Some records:
[Begin]

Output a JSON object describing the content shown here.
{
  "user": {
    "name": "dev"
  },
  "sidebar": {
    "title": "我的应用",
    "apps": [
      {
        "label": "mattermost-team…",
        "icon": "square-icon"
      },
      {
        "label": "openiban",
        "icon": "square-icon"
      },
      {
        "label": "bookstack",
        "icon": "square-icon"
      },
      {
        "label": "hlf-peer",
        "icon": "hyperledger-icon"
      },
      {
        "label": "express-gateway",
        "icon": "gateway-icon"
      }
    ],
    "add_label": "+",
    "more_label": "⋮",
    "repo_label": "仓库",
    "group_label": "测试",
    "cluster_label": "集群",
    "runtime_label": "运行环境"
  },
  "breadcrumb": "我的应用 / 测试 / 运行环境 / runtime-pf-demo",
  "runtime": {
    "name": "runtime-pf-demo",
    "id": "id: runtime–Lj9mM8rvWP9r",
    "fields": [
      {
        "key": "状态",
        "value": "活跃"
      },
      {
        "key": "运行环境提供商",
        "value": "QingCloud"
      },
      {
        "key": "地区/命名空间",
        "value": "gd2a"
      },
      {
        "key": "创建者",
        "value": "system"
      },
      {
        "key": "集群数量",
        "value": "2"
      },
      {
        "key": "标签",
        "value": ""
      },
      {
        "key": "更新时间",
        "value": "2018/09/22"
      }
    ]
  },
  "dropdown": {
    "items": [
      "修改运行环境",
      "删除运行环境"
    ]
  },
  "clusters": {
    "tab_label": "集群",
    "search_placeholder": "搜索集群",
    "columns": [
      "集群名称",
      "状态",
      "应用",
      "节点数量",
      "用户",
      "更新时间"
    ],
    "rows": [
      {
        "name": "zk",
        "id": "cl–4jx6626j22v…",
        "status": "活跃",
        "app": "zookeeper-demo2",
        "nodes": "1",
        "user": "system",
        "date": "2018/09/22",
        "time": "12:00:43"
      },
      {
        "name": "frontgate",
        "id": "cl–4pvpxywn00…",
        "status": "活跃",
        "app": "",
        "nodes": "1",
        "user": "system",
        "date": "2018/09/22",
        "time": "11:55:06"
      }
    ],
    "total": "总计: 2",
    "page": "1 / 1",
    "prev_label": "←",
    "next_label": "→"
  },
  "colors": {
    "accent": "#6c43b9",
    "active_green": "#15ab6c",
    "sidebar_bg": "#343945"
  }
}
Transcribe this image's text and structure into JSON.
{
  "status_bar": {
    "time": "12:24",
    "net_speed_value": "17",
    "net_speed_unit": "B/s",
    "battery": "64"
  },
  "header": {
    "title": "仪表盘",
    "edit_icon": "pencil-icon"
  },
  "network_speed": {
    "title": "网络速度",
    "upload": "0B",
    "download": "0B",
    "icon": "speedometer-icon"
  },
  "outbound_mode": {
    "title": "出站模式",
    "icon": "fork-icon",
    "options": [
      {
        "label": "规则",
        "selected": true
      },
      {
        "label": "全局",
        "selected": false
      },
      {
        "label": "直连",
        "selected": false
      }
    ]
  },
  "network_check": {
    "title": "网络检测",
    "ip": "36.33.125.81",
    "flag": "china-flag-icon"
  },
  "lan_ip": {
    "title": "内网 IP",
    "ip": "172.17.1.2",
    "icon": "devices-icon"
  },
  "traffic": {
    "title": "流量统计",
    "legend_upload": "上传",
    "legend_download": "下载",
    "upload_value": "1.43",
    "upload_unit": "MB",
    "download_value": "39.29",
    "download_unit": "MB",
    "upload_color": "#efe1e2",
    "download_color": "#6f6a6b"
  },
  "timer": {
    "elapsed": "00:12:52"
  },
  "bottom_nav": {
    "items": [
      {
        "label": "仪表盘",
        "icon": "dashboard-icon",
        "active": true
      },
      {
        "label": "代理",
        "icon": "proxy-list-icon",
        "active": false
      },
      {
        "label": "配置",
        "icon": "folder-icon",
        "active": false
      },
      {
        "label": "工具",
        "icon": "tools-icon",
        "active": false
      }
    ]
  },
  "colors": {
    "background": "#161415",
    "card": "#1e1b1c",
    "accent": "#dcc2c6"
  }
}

[End]

▸ **Aim**: The records above are to be copied in full, exactly as written.

▸ **Problem solution**:
Output a JSON object describing the content shown here.
{
  "user": {
    "name": "dev"
  },
  "sidebar": {
    "title": "我的应用",
    "apps": [
      {
        "label": "mattermost-team…",
        "icon": "square-icon"
      },
      {
        "label": "openiban",
        "icon": "square-icon"
      },
      {
        "label": "bookstack",
        "icon": "square-icon"
      },
      {
        "label": "hlf-peer",
        "icon": "hyperledger-icon"
      },
      {
        "label": "express-gateway",
        "icon": "gateway-icon"
      }
    ],
    "add_label": "+",
    "more_label": "⋮",
    "repo_label": "仓库",
    "group_label": "测试",
    "cluster_label": "集群",
    "runtime_label": "运行环境"
  },
  "breadcrumb": "我的应用 / 测试 / 运行环境 / runtime-pf-demo",
  "runtime": {
    "name": "runtime-pf-demo",
    "id": "id: runtime–Lj9mM8rvWP9r",
    "fields": [
      {
        "key": "状态",
        "value": "活跃"
      },
      {
        "key": "运行环境提供商",
        "value": "QingCloud"
      },
      {
        "key": "地区/命名空间",
        "value": "gd2a"
      },
      {
        "key": "创建者",
        "value": "system"
      },
      {
        "key": "集群数量",
        "value": "2"
      },
      {
        "key": "标签",
        "value": ""
      },
      {
        "key": "更新时间",
        "value": "2018/09/22"
      }
    ]
  },
  "dropdown": {
    "items": [
      "修改运行环境",
      "删除运行环境"
    ]
  },
  "clusters": {
    "tab_label": "集群",
    "search_placeholder": "搜索集群",
    "columns": [
      "集群名称",
      "状态",
      "应用",
      "节点数量",
      "用户",
      "更新时间"
    ],
    "rows": [
      {
        "name": "zk",
        "id": "cl–4jx6626j22v…",
        "status": "活跃",
        "app": "zookeeper-demo2",
        "nodes": "1",
        "user": "system",
        "date": "2018/09/22",
        "time": "12:00:43"
      },
      {
        "name": "frontgate",
        "id": "cl–4pvpxywn00…",
        "status": "活跃",
        "app": "",
        "nodes": "1",
        "user": "system",
        "date": "2018/09/22",
        "time": "11:55:06"
      }
    ],
    "total": "总计: 2",
    "page": "1 / 1",
    "prev_label": "←",
    "next_label": "→"
  },
  "colors": {
    "accent": "#6c43b9",
    "active_green": "#15ab6c",
    "sidebar_bg": "#343945"
  }
}
Transcribe this image's text and structure into JSON.
{
  "status_bar": {
    "time": "12:24",
    "net_speed_value": "17",
    "net_speed_unit": "B/s",
    "battery": "64"
  },
  "header": {
    "title": "仪表盘",
    "edit_icon": "pencil-icon"
  },
  "network_speed": {
    "title": "网络速度",
    "upload": "0B",
    "download": "0B",
    "icon": "speedometer-icon"
  },
  "outbound_mode": {
    "title": "出站模式",
    "icon": "fork-icon",
    "options": [
      {
        "label": "规则",
        "selected": true
      },
      {
        "label": "全局",
        "selected": false
      },
      {
        "label": "直连",
        "selected": false
      }
    ]
  },
  "network_check": {
    "title": "网络检测",
    "ip": "36.33.125.81",
    "flag": "china-flag-icon"
  },
  "lan_ip": {
    "title": "内网 IP",
    "ip": "172.17.1.2",
    "icon": "devices-icon"
  },
  "traffic": {
    "title": "流量统计",
    "legend_upload": "上传",
    "legend_download": "下载",
    "upload_value": "1.43",
    "upload_unit": "MB",
    "download_value": "39.29",
    "download_unit": "MB",
    "upload_color": "#efe1e2",
    "download_color": "#6f6a6b"
  },
  "timer": {
    "elapsed": "00:12:52"
  },
  "bottom_nav": {
    "items": [
      {
        "label": "仪表盘",
        "icon": "dashboard-icon",
        "active": true
      },
      {
        "label": "代理",
        "icon": "proxy-list-icon",
        "active": false
      },
      {
        "label": "配置",
        "icon": "folder-icon",
        "active": false
      },
      {
        "label": "工具",
        "icon": "tools-icon",
        "active": false
      }
    ]
  },
  "colors": {
    "background": "#161415",
    "card": "#1e1b1c",
    "accent": "#dcc2c6"
  }
}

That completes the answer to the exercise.